Data pulled from a collection
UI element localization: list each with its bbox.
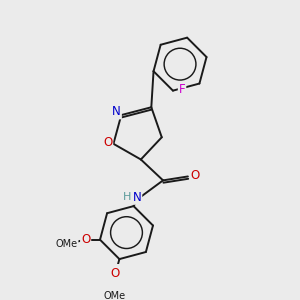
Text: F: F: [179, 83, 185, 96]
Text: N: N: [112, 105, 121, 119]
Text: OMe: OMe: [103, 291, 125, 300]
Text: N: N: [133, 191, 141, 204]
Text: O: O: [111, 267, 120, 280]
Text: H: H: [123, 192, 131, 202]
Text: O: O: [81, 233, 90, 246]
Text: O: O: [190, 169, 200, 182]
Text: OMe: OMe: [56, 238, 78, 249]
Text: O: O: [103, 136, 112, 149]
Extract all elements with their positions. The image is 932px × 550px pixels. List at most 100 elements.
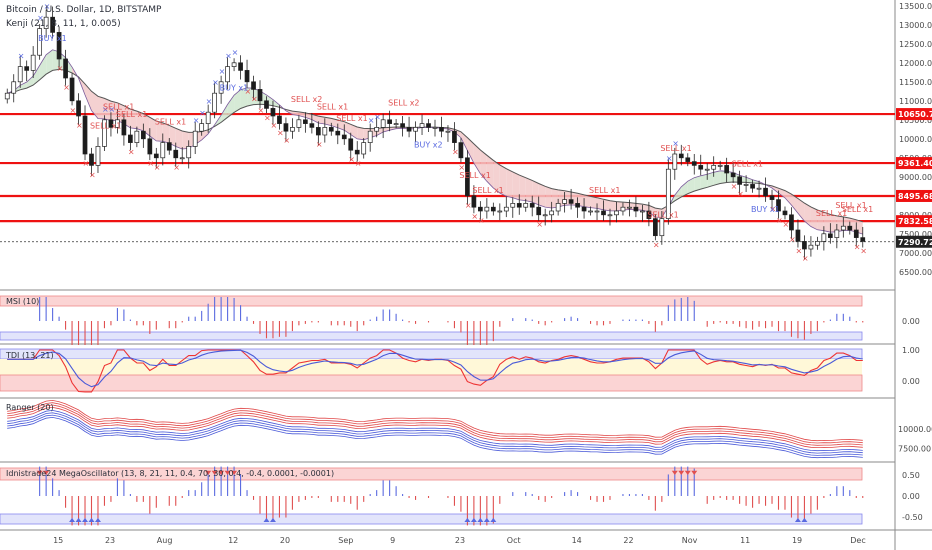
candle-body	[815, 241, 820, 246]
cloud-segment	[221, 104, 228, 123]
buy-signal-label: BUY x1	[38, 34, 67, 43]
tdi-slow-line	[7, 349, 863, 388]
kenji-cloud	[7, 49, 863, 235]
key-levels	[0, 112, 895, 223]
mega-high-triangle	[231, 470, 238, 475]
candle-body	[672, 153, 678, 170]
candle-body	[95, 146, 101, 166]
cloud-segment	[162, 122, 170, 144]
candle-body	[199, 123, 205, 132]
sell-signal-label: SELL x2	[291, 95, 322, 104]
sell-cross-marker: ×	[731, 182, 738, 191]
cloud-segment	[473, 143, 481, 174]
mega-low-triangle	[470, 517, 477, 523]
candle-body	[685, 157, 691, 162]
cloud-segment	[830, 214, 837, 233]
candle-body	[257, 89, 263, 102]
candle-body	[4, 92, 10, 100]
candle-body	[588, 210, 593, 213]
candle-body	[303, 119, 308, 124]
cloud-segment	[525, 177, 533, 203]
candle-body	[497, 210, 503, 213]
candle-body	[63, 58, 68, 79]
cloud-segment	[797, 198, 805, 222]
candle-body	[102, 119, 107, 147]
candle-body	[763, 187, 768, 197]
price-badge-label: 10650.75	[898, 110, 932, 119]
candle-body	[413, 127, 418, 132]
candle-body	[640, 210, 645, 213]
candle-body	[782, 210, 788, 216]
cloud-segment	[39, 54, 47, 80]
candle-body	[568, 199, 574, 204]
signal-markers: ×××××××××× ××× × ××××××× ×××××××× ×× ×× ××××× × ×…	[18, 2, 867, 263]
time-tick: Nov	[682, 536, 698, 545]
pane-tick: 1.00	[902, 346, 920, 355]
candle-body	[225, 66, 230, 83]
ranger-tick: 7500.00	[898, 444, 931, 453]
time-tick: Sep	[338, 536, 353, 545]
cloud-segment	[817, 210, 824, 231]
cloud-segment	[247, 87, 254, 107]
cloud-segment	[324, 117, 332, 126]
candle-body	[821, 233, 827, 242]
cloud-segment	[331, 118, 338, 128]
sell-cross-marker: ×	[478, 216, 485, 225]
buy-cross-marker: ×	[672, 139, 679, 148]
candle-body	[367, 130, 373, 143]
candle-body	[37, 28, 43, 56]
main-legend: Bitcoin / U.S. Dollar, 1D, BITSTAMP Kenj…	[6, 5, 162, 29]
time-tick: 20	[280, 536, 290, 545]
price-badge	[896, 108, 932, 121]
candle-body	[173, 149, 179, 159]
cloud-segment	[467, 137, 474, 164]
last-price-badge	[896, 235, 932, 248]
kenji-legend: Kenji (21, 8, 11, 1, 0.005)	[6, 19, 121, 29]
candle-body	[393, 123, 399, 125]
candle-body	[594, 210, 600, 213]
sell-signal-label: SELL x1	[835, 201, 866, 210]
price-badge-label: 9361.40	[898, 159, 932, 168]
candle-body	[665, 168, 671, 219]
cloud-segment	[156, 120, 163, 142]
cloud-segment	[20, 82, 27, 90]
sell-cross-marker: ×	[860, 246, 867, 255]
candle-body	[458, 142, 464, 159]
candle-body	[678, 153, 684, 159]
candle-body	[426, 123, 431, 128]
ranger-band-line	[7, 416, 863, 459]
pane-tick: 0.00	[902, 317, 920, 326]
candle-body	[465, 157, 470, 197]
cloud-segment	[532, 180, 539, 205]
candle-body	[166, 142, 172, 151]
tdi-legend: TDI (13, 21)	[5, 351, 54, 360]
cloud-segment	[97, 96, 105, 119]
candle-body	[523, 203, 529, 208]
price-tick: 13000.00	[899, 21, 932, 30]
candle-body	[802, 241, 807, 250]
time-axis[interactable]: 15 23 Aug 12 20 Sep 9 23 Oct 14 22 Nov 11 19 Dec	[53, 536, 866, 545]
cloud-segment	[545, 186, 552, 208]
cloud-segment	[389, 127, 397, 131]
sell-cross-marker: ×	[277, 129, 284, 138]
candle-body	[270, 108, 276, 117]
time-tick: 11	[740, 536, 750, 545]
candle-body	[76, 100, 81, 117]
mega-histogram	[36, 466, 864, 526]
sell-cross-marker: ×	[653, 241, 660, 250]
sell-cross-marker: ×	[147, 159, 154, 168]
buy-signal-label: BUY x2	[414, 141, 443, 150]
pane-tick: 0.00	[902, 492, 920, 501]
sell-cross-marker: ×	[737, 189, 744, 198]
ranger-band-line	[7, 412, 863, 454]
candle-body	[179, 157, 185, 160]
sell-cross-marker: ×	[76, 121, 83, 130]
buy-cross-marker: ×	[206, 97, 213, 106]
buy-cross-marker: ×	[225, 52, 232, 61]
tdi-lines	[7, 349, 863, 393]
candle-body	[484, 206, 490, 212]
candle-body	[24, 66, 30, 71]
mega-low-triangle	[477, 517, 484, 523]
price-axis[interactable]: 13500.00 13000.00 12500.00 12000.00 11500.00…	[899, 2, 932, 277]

• **What you need to do**:
Swap every "candle-body" in all of the data above for "candle-bar" and reproduce the data with nothing else changed. Leave the pictures out of your answer.

• **Task answer**:
UI element localization: list each with its bbox.
Text: F: F: [179, 83, 185, 96]
Text: N: N: [112, 105, 121, 119]
Text: OMe: OMe: [103, 291, 125, 300]
Text: N: N: [133, 191, 141, 204]
Text: O: O: [111, 267, 120, 280]
Text: H: H: [123, 192, 131, 202]
Text: O: O: [81, 233, 90, 246]
Text: O: O: [190, 169, 200, 182]
Text: OMe: OMe: [56, 238, 78, 249]
Text: O: O: [103, 136, 112, 149]
Extract all elements with their positions. The image is 932px × 550px pixels. List at most 100 elements.
candle-bar	[815, 241, 820, 246]
cloud-segment	[221, 104, 228, 123]
buy-signal-label: BUY x1	[38, 34, 67, 43]
tdi-slow-line	[7, 349, 863, 388]
kenji-cloud	[7, 49, 863, 235]
key-levels	[0, 112, 895, 223]
mega-high-triangle	[231, 470, 238, 475]
candle-bar	[672, 153, 678, 170]
candle-bar	[95, 146, 101, 166]
cloud-segment	[162, 122, 170, 144]
candle-bar	[199, 123, 205, 132]
sell-signal-label: SELL x2	[291, 95, 322, 104]
sell-cross-marker: ×	[731, 182, 738, 191]
cloud-segment	[473, 143, 481, 174]
mega-low-triangle	[470, 517, 477, 523]
candle-bar	[685, 157, 691, 162]
cloud-segment	[830, 214, 837, 233]
candle-bar	[257, 89, 263, 102]
candle-bar	[4, 92, 10, 100]
candle-bar	[588, 210, 593, 213]
candle-bar	[303, 119, 308, 124]
cloud-segment	[525, 177, 533, 203]
candle-bar	[497, 210, 503, 213]
candle-bar	[63, 58, 68, 79]
cloud-segment	[797, 198, 805, 222]
candle-bar	[102, 119, 107, 147]
candle-bar	[763, 187, 768, 197]
price-badge-label: 10650.75	[898, 110, 932, 119]
candle-bar	[413, 127, 418, 132]
candle-bar	[640, 210, 645, 213]
candle-bar	[782, 210, 788, 216]
cloud-segment	[39, 54, 47, 80]
candle-bar	[568, 199, 574, 204]
signal-markers: ×××××××××× ××× × ××××××× ×××××××× ×× ×× ××××× × ×…	[18, 2, 867, 263]
time-tick: Nov	[682, 536, 698, 545]
pane-tick: 1.00	[902, 346, 920, 355]
candle-bar	[225, 66, 230, 83]
ranger-tick: 7500.00	[898, 444, 931, 453]
time-tick: Sep	[338, 536, 353, 545]
cloud-segment	[817, 210, 824, 231]
cloud-segment	[247, 87, 254, 107]
cloud-segment	[324, 117, 332, 126]
candle-bar	[821, 233, 827, 242]
cloud-segment	[331, 118, 338, 128]
sell-cross-marker: ×	[478, 216, 485, 225]
buy-cross-marker: ×	[672, 139, 679, 148]
candle-bar	[367, 130, 373, 143]
candle-bar	[37, 28, 43, 56]
main-legend: Bitcoin / U.S. Dollar, 1D, BITSTAMP Kenj…	[6, 5, 162, 29]
time-tick: 20	[280, 536, 290, 545]
price-badge	[896, 108, 932, 121]
candle-bar	[173, 149, 179, 159]
cloud-segment	[467, 137, 474, 164]
last-price-badge	[896, 235, 932, 248]
kenji-legend: Kenji (21, 8, 11, 1, 0.005)	[6, 19, 121, 29]
candle-bar	[393, 123, 399, 125]
candle-bar	[594, 210, 600, 213]
sell-signal-label: SELL x1	[835, 201, 866, 210]
price-badge-label: 9361.40	[898, 159, 932, 168]
candle-bar	[665, 168, 671, 219]
cloud-segment	[156, 120, 163, 142]
cloud-segment	[20, 82, 27, 90]
sell-cross-marker: ×	[860, 246, 867, 255]
candle-bar	[458, 142, 464, 159]
candle-bar	[678, 153, 684, 159]
candle-bar	[426, 123, 431, 128]
ranger-band-line	[7, 416, 863, 459]
pane-tick: 0.00	[902, 317, 920, 326]
candle-bar	[465, 157, 470, 197]
cloud-segment	[532, 180, 539, 205]
candle-bar	[166, 142, 172, 151]
tdi-legend: TDI (13, 21)	[5, 351, 54, 360]
cloud-segment	[97, 96, 105, 119]
candle-bar	[523, 203, 529, 208]
price-tick: 13000.00	[899, 21, 932, 30]
candle-bar	[802, 241, 807, 250]
time-axis[interactable]: 15 23 Aug 12 20 Sep 9 23 Oct 14 22 Nov 11 19 Dec	[53, 536, 866, 545]
cloud-segment	[545, 186, 552, 208]
cloud-segment	[389, 127, 397, 131]
sell-cross-marker: ×	[277, 129, 284, 138]
candle-bar	[270, 108, 276, 117]
time-tick: 11	[740, 536, 750, 545]
candle-bar	[76, 100, 81, 117]
mega-histogram	[36, 466, 864, 526]
sell-cross-marker: ×	[653, 241, 660, 250]
sell-cross-marker: ×	[147, 159, 154, 168]
buy-signal-label: BUY x2	[414, 141, 443, 150]
pane-tick: 0.00	[902, 492, 920, 501]
sell-cross-marker: ×	[737, 189, 744, 198]
ranger-band-line	[7, 412, 863, 454]
candle-bar	[179, 157, 185, 160]
sell-cross-marker: ×	[76, 121, 83, 130]
buy-cross-marker: ×	[206, 97, 213, 106]
buy-cross-marker: ×	[225, 52, 232, 61]
tdi-lines	[7, 349, 863, 393]
candle-bar	[484, 206, 490, 212]
candle-bar	[24, 66, 30, 71]
mega-low-triangle	[477, 517, 484, 523]
price-axis[interactable]: 13500.00 13000.00 12500.00 12000.00 11500.00…	[899, 2, 932, 277]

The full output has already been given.